** start of Supplied entries **

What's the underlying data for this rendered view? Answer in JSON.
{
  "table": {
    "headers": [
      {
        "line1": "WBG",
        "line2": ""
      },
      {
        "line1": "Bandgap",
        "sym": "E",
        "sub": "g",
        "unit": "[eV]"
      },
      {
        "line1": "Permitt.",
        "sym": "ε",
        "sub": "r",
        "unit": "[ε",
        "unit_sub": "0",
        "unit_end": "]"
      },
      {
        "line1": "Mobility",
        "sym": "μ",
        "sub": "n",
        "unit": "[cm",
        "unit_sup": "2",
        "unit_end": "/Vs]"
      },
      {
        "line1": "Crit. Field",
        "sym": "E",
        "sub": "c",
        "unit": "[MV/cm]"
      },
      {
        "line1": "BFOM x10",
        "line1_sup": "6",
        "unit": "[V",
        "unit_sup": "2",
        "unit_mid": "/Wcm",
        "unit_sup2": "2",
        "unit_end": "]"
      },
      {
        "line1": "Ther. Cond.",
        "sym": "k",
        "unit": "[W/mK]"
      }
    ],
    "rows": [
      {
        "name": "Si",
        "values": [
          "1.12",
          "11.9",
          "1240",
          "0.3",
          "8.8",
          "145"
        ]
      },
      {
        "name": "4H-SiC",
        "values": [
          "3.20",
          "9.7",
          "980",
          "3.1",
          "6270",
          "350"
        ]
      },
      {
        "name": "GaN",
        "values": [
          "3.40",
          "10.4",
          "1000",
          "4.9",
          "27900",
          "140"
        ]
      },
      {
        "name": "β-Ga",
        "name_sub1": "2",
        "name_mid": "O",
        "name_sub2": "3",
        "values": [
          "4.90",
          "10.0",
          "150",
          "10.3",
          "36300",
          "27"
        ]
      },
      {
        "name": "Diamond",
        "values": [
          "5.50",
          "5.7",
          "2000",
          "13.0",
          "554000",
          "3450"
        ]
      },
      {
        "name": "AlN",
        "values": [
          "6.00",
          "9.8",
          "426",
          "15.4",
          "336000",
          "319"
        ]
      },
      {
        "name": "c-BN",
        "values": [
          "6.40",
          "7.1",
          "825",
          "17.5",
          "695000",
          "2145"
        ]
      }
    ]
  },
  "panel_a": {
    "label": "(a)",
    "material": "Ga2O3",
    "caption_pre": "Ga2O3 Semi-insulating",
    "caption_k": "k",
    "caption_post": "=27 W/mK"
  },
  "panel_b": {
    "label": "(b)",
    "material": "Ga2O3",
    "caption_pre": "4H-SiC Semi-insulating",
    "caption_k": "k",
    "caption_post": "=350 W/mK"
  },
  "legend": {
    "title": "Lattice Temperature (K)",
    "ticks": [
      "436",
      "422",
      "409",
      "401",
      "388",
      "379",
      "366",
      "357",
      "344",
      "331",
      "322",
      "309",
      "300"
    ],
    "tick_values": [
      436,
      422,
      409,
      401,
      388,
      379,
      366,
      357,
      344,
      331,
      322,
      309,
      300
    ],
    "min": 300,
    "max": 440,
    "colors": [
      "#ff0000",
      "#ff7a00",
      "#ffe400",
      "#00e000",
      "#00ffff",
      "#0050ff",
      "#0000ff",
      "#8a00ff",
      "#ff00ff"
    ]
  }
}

** end of Supplied entries **
** start of Supplied entries **

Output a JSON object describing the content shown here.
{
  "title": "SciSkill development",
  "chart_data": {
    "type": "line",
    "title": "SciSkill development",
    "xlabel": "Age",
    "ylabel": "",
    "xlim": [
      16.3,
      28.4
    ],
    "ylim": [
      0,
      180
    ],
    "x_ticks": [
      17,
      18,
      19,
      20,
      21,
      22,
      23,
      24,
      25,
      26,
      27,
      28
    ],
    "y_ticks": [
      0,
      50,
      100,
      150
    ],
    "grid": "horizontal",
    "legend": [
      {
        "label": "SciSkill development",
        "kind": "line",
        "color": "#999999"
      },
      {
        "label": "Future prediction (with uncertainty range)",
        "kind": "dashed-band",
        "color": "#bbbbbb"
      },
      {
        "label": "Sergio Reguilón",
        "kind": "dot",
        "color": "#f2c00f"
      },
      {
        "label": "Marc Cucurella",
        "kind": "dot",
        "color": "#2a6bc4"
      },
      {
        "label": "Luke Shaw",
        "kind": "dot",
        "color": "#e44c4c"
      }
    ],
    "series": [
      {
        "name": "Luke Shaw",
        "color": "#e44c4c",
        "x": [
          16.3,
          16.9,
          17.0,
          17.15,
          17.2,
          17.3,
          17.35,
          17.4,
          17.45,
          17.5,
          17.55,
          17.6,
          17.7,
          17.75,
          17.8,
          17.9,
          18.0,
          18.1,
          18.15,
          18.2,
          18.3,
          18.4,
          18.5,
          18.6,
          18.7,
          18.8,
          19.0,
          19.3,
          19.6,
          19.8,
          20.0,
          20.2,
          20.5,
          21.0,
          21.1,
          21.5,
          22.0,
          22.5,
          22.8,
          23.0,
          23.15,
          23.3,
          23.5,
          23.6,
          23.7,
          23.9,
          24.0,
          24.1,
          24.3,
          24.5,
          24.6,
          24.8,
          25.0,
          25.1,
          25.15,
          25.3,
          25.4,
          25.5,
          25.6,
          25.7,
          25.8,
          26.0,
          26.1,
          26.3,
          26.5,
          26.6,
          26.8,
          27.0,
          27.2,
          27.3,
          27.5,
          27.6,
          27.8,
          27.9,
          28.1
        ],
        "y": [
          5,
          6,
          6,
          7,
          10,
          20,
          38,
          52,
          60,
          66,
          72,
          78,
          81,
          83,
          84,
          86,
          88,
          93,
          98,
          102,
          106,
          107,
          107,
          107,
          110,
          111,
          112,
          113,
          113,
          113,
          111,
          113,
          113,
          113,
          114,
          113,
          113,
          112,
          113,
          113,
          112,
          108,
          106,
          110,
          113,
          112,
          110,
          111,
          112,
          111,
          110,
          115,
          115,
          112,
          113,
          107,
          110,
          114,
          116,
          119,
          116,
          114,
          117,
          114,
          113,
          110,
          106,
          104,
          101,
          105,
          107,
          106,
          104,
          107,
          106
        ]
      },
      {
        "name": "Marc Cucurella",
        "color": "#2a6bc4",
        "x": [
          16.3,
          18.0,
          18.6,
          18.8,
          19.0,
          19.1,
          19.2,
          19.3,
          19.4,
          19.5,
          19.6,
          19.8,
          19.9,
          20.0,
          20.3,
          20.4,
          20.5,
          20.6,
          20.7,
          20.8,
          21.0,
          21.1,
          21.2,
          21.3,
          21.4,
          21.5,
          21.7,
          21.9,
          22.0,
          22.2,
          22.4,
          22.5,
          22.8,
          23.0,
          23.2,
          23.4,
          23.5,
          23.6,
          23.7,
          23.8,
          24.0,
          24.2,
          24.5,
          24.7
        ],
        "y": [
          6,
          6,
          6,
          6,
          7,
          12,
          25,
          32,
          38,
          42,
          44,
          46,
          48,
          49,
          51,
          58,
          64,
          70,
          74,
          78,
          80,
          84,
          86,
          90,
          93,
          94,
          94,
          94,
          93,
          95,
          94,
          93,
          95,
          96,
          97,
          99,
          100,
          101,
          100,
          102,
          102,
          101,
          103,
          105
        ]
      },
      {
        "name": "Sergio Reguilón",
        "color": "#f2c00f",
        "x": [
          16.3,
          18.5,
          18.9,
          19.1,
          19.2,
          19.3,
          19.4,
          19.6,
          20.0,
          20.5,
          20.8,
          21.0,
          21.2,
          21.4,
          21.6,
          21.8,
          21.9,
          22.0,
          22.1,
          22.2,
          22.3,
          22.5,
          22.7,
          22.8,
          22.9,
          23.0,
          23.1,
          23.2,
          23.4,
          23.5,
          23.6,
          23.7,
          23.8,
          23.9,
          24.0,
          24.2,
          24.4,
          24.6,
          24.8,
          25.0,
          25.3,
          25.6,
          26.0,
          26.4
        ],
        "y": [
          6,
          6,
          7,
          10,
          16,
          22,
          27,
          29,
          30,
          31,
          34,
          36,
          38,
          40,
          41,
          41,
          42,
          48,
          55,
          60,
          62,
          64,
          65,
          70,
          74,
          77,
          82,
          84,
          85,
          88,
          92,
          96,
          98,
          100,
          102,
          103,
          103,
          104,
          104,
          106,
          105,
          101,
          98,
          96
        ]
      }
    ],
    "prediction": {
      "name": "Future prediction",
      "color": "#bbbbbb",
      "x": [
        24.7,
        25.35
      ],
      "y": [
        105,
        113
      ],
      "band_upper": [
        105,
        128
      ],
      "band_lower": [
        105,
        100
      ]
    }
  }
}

** end of Supplied entries **

Lines that hold the word "title" are the ones to return, every one of them.

Response to the exercise
    "title": "Lattice Temperature (K)",
  "title": "SciSkill development",
    "title": "SciSkill development",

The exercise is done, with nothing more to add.